--- BEGIN DATASET RECORDS ---
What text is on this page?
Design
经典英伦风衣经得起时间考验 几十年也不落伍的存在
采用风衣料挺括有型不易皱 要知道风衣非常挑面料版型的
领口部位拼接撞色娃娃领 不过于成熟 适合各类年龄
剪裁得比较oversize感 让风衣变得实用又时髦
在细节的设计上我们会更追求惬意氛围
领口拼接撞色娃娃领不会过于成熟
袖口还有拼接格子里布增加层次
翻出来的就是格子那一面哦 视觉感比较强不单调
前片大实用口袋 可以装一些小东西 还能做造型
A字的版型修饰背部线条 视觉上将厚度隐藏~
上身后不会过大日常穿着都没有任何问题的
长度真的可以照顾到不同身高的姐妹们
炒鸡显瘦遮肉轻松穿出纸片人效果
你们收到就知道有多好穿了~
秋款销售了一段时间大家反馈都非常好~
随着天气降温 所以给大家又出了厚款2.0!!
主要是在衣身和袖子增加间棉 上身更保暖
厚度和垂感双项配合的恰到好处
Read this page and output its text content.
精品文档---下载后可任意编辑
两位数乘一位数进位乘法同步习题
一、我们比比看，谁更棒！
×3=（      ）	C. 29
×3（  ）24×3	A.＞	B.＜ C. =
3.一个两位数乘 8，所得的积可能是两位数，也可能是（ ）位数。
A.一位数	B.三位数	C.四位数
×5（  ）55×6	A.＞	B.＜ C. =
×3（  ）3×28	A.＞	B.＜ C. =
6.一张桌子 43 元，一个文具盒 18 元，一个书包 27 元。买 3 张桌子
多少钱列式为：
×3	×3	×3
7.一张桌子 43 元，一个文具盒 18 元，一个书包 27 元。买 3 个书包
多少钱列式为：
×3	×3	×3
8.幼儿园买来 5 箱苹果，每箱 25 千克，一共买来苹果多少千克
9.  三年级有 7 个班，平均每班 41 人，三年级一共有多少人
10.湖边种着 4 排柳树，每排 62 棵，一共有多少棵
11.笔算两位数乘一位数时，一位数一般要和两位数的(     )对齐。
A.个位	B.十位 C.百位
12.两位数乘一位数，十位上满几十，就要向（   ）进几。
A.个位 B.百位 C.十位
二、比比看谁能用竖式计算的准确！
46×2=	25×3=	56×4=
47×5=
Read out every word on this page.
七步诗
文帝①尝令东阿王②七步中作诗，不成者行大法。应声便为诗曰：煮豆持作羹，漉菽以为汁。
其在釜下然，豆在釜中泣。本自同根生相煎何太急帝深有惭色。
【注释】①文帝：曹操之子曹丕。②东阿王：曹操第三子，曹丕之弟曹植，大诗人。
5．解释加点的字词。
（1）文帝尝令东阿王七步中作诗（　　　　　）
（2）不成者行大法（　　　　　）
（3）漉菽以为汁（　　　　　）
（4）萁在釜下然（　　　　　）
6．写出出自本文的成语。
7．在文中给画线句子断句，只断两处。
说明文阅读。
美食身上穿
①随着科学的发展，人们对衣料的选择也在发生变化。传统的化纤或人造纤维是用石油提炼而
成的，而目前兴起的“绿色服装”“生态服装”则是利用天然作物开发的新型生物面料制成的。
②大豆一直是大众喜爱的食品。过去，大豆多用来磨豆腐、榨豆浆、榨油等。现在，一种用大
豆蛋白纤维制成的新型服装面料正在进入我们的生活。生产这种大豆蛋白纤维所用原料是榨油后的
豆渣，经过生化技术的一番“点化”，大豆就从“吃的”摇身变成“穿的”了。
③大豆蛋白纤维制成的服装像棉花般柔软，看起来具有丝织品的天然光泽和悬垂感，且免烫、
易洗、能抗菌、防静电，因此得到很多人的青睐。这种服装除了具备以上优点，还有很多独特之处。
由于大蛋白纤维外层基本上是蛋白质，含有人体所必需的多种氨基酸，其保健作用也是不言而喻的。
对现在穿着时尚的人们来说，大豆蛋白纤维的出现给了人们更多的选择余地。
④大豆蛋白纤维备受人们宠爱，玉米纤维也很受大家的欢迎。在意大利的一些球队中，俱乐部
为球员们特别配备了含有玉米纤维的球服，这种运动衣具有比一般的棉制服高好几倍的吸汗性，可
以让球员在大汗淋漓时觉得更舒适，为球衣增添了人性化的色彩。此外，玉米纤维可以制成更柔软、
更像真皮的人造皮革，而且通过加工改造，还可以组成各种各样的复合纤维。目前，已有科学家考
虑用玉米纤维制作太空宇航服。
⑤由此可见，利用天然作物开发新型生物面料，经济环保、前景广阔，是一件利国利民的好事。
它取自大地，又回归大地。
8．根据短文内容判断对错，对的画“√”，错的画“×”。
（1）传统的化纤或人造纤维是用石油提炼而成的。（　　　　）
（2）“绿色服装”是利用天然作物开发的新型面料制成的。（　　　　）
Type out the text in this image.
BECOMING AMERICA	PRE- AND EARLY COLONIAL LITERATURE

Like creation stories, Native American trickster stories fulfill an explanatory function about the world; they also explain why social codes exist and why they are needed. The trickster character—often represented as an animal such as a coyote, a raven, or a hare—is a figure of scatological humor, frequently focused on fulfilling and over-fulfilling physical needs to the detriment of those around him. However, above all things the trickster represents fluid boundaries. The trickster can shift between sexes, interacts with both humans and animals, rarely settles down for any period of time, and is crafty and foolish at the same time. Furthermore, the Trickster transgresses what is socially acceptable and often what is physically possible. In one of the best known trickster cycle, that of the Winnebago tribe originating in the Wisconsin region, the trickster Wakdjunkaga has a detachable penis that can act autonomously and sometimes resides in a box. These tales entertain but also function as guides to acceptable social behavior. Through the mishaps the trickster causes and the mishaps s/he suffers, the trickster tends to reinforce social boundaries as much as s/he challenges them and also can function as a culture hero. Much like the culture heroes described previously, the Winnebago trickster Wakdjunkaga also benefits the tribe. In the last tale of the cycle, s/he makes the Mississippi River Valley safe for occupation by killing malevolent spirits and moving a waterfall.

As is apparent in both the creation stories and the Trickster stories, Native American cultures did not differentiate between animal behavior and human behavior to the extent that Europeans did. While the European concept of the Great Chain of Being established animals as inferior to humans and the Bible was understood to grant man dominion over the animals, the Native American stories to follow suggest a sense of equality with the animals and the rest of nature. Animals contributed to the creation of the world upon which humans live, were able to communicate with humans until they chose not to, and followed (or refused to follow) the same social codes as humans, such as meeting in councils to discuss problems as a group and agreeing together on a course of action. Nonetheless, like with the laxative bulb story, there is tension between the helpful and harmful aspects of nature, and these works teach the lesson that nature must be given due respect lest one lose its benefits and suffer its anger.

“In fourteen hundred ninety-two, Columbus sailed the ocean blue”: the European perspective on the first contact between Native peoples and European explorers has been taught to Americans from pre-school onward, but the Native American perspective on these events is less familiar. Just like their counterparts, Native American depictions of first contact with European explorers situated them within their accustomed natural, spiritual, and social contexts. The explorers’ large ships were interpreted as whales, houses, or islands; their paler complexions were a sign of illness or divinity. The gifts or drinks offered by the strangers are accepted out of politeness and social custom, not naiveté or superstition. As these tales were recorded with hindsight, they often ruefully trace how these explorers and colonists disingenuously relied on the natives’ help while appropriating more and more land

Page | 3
--- END DATASET RECORDS ---
SET TASK: In the lines above, locate the string "一张桌子". Copy every line where it occurs.

THE COMPLETED TASK:
6.一张桌子 43 元，一个文具盒 18 元，一个书包 27 元。买 3 张桌子
7.一张桌子 43 元，一个文具盒 18 元，一个书包 27 元。买 3 个书包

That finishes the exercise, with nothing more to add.